**Exercise brief:** Using the material below, copy every line where "image" appears.

====================

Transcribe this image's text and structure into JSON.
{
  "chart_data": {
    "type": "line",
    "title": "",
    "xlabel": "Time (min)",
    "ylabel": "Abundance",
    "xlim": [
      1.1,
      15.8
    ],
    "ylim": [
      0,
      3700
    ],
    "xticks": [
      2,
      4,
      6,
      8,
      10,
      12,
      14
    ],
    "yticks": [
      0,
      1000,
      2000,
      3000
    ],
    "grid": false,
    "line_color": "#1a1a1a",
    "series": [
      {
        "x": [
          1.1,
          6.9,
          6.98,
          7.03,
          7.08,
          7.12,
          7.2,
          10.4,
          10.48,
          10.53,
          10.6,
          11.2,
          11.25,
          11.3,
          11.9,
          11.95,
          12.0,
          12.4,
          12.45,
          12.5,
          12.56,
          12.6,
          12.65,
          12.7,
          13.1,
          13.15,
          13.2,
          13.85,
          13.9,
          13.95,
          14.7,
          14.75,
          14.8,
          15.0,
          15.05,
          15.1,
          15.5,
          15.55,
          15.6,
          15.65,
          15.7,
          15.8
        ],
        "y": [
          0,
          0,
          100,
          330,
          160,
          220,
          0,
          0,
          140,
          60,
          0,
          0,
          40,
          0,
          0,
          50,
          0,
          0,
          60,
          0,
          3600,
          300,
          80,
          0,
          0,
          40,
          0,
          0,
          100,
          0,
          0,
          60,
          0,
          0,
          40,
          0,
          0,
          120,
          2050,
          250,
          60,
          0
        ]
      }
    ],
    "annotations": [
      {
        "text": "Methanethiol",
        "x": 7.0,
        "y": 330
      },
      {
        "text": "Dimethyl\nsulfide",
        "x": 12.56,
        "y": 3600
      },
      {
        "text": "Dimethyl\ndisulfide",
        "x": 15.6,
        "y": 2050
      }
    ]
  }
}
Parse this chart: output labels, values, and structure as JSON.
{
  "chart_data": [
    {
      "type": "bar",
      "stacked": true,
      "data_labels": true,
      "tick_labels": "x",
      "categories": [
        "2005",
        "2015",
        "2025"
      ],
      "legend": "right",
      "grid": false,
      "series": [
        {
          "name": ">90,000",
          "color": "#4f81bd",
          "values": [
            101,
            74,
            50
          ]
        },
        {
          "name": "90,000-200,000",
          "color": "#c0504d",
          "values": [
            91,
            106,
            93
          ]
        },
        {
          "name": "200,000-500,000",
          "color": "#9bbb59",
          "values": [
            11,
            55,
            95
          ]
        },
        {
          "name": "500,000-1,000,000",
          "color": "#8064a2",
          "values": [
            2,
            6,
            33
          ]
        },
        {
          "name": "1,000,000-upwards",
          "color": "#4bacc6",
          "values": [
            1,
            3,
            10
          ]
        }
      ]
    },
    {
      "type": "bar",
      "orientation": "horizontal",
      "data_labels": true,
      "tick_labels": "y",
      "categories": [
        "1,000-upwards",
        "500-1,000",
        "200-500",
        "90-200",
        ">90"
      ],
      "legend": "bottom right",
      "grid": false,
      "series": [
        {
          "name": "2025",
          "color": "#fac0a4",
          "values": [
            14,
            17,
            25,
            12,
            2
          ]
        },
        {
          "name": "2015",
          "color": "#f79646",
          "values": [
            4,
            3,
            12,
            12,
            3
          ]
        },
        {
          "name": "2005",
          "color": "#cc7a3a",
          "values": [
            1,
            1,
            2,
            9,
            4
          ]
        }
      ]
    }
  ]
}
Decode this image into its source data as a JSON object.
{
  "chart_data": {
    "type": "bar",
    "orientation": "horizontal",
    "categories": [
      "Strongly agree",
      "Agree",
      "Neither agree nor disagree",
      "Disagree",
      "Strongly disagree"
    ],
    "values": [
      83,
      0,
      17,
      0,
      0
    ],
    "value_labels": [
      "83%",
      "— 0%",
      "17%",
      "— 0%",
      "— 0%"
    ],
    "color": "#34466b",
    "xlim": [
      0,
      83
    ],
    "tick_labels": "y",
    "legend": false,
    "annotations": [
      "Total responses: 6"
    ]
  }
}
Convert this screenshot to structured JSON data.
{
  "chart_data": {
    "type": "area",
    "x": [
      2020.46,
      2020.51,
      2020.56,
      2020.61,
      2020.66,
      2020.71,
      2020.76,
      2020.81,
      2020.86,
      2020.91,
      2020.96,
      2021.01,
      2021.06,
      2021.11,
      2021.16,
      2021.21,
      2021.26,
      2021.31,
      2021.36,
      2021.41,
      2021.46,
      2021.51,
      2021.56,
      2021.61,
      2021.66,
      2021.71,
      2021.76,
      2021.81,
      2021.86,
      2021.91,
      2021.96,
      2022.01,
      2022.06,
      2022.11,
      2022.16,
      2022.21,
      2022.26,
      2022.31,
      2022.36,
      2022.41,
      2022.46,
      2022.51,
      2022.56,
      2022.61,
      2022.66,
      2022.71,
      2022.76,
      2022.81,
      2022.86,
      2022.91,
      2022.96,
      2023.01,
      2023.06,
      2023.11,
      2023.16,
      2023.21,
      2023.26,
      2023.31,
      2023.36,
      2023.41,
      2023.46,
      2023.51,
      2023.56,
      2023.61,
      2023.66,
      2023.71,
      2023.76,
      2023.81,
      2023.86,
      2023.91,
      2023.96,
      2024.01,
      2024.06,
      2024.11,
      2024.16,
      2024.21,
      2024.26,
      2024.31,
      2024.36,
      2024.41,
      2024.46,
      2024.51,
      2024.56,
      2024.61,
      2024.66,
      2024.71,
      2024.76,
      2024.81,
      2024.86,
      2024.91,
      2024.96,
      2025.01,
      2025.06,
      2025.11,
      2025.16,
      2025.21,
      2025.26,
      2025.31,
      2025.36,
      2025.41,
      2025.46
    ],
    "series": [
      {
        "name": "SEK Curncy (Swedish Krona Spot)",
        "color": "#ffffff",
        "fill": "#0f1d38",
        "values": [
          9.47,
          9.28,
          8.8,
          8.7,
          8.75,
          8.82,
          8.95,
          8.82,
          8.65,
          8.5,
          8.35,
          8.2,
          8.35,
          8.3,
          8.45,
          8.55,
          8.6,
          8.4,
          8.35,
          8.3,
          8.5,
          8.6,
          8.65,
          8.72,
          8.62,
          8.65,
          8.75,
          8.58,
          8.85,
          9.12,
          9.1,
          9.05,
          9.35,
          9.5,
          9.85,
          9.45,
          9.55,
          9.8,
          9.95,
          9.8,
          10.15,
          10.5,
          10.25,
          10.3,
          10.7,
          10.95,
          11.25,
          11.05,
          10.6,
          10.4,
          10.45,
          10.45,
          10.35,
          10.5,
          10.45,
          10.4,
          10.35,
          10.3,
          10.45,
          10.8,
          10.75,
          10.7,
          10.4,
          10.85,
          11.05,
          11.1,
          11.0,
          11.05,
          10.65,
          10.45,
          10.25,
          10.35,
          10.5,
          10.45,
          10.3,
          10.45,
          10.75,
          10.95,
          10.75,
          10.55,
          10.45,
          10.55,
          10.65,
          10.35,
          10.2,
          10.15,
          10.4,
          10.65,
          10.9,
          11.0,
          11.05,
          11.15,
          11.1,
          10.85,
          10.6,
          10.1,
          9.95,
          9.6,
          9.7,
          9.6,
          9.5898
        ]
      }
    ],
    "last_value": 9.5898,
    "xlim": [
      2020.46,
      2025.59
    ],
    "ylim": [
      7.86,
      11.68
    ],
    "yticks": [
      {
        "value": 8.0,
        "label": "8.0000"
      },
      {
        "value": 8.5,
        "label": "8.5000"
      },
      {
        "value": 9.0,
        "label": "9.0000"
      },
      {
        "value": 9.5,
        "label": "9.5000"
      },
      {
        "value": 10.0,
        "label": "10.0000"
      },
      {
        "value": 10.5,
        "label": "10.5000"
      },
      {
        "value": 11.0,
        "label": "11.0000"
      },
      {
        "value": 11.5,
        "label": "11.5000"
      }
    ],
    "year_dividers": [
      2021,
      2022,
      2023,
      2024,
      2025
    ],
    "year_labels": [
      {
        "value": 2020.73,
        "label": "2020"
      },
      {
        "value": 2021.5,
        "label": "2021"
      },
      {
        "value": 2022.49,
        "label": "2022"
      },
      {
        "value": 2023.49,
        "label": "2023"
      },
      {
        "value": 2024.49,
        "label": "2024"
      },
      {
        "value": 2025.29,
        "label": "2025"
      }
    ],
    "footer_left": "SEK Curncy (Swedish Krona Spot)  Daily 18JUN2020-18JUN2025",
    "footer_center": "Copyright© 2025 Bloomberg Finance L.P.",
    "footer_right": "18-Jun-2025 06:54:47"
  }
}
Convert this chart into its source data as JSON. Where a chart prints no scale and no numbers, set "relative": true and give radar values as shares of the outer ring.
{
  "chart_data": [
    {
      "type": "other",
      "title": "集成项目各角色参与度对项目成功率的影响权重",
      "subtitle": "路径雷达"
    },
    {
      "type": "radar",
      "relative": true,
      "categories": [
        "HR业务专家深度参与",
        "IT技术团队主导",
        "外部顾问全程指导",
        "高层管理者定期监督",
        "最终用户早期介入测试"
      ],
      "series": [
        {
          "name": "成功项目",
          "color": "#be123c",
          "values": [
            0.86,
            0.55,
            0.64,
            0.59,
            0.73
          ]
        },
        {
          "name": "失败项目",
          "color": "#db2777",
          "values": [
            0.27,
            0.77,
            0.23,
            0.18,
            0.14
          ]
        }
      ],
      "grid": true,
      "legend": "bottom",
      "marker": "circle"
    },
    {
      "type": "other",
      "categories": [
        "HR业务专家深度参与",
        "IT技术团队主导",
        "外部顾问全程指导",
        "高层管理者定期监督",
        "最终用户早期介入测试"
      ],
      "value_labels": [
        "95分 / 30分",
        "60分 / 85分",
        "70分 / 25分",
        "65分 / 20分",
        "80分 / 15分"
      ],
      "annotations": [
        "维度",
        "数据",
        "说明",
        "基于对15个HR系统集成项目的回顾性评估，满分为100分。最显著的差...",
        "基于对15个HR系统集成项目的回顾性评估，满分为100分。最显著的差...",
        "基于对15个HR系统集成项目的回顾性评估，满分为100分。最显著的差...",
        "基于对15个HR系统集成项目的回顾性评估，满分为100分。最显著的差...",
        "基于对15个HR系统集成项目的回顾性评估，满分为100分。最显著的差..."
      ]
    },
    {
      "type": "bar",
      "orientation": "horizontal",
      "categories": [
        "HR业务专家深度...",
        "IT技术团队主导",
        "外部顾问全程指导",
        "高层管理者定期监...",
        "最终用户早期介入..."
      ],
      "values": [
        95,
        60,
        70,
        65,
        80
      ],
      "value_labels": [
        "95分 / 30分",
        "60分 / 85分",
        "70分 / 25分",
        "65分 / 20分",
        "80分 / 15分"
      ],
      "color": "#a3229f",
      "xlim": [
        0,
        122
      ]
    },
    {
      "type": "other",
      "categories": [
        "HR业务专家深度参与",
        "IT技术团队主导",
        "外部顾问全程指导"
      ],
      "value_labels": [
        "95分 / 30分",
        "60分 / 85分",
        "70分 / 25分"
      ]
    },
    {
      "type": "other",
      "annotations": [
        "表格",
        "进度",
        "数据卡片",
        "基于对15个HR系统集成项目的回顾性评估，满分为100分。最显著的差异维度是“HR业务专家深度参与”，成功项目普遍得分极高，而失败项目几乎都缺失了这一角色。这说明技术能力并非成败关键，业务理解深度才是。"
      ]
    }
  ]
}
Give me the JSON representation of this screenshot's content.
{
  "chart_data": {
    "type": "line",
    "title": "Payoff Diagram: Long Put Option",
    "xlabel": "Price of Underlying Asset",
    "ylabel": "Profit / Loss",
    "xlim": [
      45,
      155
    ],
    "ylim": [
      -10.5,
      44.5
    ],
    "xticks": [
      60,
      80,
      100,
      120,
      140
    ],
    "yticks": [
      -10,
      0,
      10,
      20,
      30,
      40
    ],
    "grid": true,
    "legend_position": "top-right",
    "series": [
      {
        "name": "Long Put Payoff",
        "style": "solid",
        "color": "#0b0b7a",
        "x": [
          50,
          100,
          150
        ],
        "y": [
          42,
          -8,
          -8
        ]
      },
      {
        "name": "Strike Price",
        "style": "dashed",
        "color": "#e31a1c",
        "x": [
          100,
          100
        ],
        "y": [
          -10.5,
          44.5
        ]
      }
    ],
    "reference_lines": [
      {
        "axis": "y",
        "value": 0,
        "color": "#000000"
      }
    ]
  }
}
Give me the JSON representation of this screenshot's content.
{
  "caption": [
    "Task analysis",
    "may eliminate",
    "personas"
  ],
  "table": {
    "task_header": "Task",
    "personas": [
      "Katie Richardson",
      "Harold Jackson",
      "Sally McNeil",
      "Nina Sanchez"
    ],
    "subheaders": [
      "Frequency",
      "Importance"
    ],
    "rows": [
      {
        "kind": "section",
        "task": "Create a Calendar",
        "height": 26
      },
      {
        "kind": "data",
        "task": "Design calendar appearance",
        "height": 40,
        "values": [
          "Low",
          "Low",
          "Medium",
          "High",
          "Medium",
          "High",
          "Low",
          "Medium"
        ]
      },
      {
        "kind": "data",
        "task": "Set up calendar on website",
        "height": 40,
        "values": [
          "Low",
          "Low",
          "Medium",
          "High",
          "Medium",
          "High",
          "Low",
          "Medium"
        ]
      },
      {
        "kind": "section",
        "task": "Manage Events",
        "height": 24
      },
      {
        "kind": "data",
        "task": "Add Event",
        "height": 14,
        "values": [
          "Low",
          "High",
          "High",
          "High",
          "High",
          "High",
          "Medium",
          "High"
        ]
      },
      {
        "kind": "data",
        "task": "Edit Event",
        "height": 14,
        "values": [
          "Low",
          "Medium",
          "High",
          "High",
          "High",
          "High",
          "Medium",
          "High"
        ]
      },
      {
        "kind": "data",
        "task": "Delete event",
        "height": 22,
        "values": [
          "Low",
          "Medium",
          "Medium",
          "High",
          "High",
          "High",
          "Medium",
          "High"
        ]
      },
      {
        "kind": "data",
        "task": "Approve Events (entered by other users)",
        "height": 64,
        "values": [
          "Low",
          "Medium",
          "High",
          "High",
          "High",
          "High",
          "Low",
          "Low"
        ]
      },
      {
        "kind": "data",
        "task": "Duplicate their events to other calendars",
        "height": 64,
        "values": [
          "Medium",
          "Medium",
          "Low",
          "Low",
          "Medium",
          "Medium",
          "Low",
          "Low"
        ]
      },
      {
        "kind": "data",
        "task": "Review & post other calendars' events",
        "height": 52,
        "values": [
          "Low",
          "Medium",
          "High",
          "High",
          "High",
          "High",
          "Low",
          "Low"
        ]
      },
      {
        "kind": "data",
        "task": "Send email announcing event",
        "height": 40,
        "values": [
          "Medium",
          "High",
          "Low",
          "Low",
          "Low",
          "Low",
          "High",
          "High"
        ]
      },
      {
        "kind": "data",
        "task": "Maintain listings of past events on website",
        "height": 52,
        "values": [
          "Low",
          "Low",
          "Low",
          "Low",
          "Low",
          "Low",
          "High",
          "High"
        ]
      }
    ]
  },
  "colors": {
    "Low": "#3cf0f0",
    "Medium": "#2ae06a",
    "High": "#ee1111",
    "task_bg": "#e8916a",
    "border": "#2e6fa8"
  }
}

====================

**Task solution:**
Transcribe this image's text and structure into JSON.
Decode this image into its source data as a JSON object.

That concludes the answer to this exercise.